■ Dataset entries

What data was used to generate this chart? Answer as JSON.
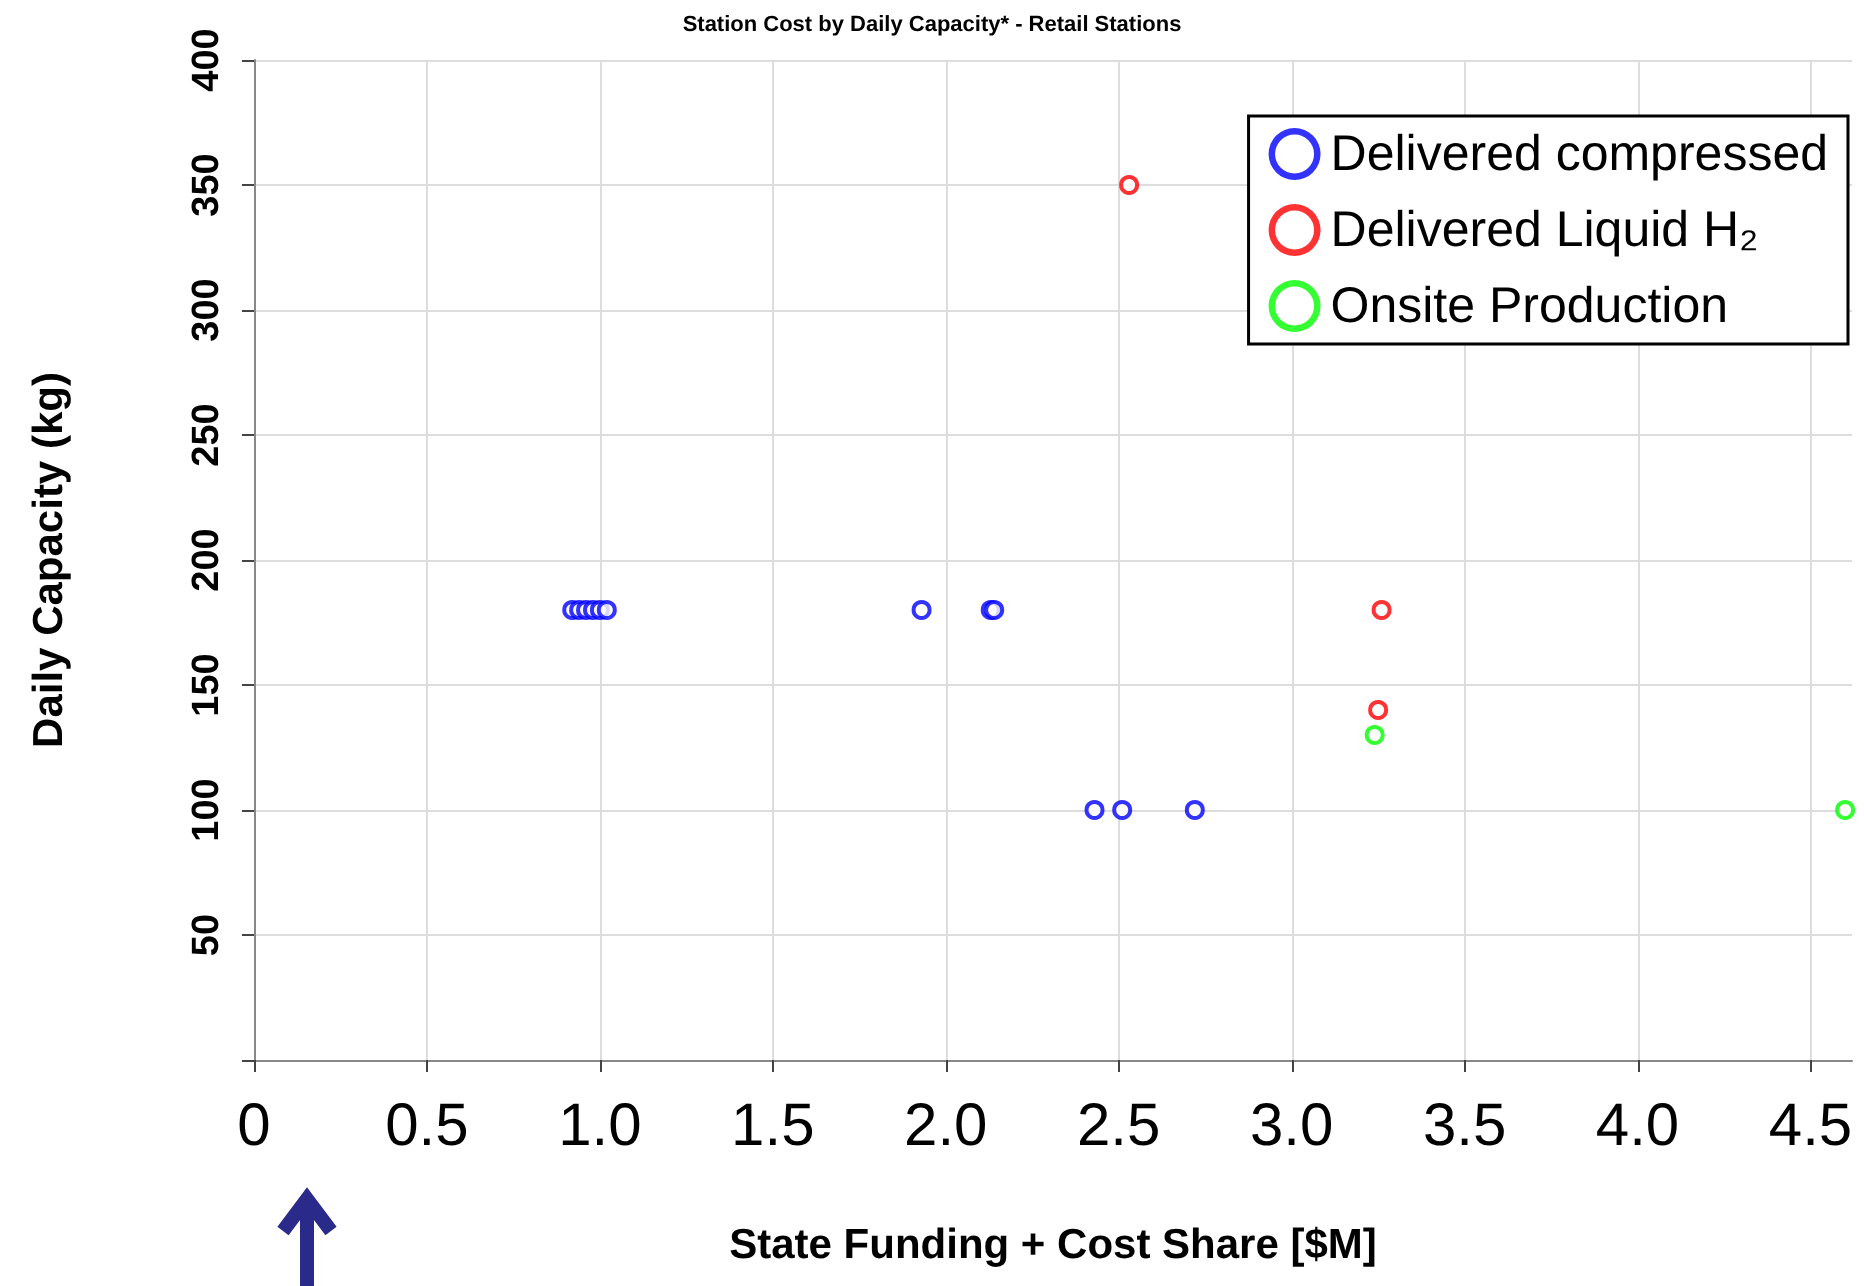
{
  "chart_data": {
    "type": "scatter",
    "title": "Station Cost by Daily Capacity* - Retail Stations",
    "xlabel": "State Funding + Cost Share [$M]",
    "ylabel": "Daily Capacity (kg)",
    "xlim": [
      0,
      4.62
    ],
    "xticks": [
      0,
      {
        "value": 0.5,
        "label": "0.5"
      },
      {
        "value": 1,
        "label": "1.0"
      },
      {
        "value": 1.5,
        "label": "1.5"
      },
      {
        "value": 2,
        "label": "2.0"
      },
      {
        "value": 2.5,
        "label": "2.5"
      },
      {
        "value": 3,
        "label": "3.0"
      },
      {
        "value": 3.5,
        "label": "3.5"
      },
      {
        "value": 4,
        "label": "4.0"
      },
      {
        "value": 4.5,
        "label": "4.5"
      }
    ],
    "ylim": [
      0,
      400
    ],
    "yticks": [
      {
        "value": 0,
        "label": null
      },
      50,
      100,
      150,
      200,
      250,
      300,
      350,
      400
    ],
    "grid": true,
    "legend": "top right",
    "marker": "circle",
    "series": [
      {
        "name": "Delivered compressed",
        "color": "#0000ff",
        "x": [
          0.92,
          0.94,
          0.96,
          0.98,
          1.0,
          1.02,
          1.93,
          2.13,
          2.14,
          2.43,
          2.51,
          2.72
        ],
        "values": [
          180,
          180,
          180,
          180,
          180,
          180,
          180,
          180,
          180,
          100,
          100,
          100
        ]
      },
      {
        "name": "Delivered Liquid H₂",
        "color": "#ff0000",
        "x": [
          2.53,
          3.26,
          3.25
        ],
        "values": [
          350,
          180,
          140
        ]
      },
      {
        "name": "Onsite Production",
        "color": "#00ff00",
        "x": [
          3.24,
          4.6
        ],
        "values": [
          130,
          100
        ]
      }
    ]
  }
}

■ Brief
Which lines hold the word "color"? Copy each of them from the records.

■ Final result
        "color": "#0000ff",
        "color": "#ff0000",
        "color": "#00ff00",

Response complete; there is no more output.